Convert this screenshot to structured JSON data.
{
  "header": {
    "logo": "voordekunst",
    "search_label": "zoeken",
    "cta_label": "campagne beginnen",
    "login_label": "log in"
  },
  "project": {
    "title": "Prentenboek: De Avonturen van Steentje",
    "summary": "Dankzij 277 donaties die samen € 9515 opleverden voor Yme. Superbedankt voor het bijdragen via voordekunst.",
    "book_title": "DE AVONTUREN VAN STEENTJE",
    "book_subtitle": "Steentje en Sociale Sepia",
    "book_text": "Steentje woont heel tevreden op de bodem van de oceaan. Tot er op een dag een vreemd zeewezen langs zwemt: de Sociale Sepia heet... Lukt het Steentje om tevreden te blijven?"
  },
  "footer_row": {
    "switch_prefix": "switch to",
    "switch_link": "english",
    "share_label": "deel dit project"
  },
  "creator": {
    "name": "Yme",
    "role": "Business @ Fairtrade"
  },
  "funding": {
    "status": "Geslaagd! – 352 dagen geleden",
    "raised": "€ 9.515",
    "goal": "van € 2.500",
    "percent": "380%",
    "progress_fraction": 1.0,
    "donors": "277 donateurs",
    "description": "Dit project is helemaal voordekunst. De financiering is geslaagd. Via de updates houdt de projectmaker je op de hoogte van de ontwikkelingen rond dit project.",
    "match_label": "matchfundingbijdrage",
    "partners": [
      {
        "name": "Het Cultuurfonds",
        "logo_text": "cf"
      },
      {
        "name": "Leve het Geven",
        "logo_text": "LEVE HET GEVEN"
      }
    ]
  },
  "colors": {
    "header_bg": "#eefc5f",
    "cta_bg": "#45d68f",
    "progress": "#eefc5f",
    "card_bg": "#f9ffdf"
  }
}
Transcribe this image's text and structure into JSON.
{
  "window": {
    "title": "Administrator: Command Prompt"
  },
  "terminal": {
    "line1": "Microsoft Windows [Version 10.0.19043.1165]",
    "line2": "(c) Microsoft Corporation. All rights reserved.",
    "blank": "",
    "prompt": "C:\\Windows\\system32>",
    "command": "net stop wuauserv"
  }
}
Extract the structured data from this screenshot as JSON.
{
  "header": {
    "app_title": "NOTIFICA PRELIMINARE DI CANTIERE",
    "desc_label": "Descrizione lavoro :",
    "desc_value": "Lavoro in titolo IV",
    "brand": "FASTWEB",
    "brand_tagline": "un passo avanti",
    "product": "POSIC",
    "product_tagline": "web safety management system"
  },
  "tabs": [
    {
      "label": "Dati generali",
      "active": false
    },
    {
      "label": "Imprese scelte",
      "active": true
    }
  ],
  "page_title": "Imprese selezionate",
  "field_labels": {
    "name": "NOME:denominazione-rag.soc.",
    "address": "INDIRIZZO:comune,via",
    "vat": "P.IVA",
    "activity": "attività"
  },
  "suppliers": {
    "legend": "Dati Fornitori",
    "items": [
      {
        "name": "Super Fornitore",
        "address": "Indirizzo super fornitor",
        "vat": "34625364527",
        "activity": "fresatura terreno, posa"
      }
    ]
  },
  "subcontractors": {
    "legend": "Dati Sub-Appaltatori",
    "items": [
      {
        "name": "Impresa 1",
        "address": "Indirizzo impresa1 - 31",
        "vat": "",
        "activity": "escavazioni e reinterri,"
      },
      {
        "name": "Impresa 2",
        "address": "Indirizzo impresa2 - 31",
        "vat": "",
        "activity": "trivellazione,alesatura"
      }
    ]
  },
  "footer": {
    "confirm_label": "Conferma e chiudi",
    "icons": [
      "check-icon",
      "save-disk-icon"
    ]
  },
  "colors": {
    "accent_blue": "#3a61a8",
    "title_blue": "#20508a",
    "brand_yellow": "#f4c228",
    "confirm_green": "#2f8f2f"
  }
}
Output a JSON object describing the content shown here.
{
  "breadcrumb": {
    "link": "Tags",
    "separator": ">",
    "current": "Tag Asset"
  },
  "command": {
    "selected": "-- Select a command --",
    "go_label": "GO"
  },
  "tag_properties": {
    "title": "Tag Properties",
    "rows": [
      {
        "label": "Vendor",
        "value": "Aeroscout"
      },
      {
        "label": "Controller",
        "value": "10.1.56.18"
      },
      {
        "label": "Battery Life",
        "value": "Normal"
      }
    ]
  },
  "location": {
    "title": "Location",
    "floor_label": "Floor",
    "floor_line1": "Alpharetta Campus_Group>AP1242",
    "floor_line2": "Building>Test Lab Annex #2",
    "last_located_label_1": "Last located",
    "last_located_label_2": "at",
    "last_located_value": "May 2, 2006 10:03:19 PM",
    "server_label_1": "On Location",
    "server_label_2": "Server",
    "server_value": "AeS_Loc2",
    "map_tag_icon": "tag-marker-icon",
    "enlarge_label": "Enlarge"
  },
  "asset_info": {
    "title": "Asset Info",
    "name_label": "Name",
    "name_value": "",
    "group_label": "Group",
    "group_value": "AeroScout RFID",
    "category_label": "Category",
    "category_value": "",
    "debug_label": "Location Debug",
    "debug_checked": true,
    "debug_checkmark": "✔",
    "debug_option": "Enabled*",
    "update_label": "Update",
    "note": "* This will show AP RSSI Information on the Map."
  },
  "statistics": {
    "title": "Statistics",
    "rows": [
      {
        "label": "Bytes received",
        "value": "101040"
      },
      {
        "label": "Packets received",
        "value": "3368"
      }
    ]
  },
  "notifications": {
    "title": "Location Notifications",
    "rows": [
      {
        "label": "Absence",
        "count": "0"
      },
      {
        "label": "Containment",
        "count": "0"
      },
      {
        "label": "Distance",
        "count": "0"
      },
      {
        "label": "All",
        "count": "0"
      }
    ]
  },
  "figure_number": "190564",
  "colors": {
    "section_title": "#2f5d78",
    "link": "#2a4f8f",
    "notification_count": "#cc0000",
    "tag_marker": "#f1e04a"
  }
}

____________________

TO DO: Count the lines in the entries above that include the string "JSON", then give only that figure.

RESULT FOR THIS TASK: 4